# [Set exercise]
Copy each line with the word "this" in it.

## start Input

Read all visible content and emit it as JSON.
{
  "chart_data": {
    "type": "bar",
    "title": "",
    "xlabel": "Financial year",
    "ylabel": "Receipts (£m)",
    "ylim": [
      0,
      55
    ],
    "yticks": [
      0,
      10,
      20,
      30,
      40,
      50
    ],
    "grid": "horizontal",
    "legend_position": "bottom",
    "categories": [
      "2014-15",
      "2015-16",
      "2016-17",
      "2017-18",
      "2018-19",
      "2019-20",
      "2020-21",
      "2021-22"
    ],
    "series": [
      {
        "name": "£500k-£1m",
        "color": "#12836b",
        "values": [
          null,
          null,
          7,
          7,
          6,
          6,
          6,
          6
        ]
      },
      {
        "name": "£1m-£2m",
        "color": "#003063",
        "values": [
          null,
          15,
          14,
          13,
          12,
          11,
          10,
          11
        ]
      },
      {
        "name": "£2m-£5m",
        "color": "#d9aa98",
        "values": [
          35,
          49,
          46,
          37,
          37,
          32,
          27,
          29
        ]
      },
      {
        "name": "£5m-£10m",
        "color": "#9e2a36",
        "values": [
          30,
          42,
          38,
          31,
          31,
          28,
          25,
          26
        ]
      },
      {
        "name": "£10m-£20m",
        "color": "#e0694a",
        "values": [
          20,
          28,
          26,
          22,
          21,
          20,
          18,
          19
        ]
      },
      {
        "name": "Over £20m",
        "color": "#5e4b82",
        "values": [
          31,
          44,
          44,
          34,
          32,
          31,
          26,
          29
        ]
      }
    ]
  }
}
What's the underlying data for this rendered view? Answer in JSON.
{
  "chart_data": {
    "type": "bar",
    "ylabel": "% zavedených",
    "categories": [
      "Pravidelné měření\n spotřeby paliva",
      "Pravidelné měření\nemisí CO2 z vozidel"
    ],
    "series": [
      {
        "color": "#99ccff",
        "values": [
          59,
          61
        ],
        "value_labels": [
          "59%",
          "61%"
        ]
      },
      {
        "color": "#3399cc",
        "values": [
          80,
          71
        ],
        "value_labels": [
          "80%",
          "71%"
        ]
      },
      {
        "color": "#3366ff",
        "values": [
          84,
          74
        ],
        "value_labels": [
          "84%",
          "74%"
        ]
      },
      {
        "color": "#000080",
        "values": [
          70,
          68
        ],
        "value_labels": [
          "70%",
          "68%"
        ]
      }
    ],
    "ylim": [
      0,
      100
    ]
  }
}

## end Input
## start Input

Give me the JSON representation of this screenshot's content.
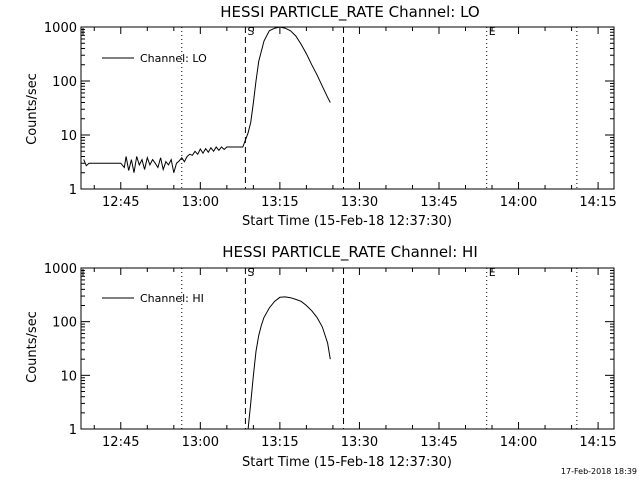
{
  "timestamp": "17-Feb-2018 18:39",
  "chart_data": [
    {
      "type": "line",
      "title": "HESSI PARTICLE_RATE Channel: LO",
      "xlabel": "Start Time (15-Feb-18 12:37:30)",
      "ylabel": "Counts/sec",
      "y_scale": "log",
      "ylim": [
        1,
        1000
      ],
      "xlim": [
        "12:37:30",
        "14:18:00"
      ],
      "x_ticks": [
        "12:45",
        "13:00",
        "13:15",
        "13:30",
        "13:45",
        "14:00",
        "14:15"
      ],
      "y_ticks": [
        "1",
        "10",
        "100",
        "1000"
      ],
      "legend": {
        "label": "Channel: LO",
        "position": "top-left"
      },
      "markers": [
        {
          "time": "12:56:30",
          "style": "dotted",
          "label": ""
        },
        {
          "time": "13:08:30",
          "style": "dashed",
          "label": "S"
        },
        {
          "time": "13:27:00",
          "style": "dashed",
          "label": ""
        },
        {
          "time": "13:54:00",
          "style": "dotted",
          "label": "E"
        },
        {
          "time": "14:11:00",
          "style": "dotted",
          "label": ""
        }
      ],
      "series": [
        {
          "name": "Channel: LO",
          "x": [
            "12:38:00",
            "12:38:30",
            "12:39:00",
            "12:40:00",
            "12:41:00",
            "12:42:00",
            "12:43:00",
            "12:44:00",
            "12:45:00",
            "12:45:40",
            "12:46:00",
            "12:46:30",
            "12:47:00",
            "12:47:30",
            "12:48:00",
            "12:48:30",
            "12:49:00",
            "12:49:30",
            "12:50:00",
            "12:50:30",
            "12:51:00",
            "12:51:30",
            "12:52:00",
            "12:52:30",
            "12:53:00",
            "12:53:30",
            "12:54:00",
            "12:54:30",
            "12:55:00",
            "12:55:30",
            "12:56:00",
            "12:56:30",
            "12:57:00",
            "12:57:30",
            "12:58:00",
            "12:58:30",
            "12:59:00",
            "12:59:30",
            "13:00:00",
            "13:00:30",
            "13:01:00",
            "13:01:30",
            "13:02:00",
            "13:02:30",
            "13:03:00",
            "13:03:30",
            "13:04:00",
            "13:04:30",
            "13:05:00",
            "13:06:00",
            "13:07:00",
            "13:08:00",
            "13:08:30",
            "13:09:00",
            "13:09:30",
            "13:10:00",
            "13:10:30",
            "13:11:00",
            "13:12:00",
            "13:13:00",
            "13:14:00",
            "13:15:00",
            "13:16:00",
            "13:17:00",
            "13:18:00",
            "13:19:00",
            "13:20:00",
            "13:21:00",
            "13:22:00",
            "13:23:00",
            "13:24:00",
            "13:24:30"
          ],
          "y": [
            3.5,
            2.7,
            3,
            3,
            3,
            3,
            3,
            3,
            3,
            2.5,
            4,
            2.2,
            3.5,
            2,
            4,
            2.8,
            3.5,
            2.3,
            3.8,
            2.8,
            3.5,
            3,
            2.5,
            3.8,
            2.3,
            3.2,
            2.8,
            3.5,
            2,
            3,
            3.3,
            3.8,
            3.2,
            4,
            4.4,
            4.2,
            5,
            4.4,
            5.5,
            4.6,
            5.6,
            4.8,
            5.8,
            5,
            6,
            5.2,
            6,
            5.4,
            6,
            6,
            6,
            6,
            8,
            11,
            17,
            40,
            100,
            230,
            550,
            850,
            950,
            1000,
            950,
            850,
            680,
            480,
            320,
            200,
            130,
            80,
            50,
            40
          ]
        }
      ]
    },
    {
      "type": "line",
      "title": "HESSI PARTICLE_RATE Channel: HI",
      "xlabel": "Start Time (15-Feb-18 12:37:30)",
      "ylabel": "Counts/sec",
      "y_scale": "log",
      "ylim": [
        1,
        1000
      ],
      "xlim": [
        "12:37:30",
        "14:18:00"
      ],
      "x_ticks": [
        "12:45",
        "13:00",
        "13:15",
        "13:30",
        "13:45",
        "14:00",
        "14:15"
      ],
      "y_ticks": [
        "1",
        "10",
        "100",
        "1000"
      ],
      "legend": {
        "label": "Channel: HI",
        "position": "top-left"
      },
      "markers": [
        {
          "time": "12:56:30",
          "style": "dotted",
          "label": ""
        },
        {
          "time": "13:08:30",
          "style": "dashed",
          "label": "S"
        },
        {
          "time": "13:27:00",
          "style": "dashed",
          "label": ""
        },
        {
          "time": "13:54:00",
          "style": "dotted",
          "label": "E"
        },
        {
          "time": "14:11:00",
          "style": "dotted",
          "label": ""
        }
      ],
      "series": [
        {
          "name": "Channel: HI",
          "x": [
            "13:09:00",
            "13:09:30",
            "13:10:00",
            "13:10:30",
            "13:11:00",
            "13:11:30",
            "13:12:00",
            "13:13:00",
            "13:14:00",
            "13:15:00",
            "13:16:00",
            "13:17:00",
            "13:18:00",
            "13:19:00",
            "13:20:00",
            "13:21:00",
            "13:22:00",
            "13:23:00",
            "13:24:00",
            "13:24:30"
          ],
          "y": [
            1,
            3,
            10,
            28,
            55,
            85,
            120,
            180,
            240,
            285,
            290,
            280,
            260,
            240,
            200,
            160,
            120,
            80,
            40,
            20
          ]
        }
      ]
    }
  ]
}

## end Input

# [Response below]
What's the underlying data for this rendered view? Answer in JSON.
Give me the JSON representation of this screenshot's content.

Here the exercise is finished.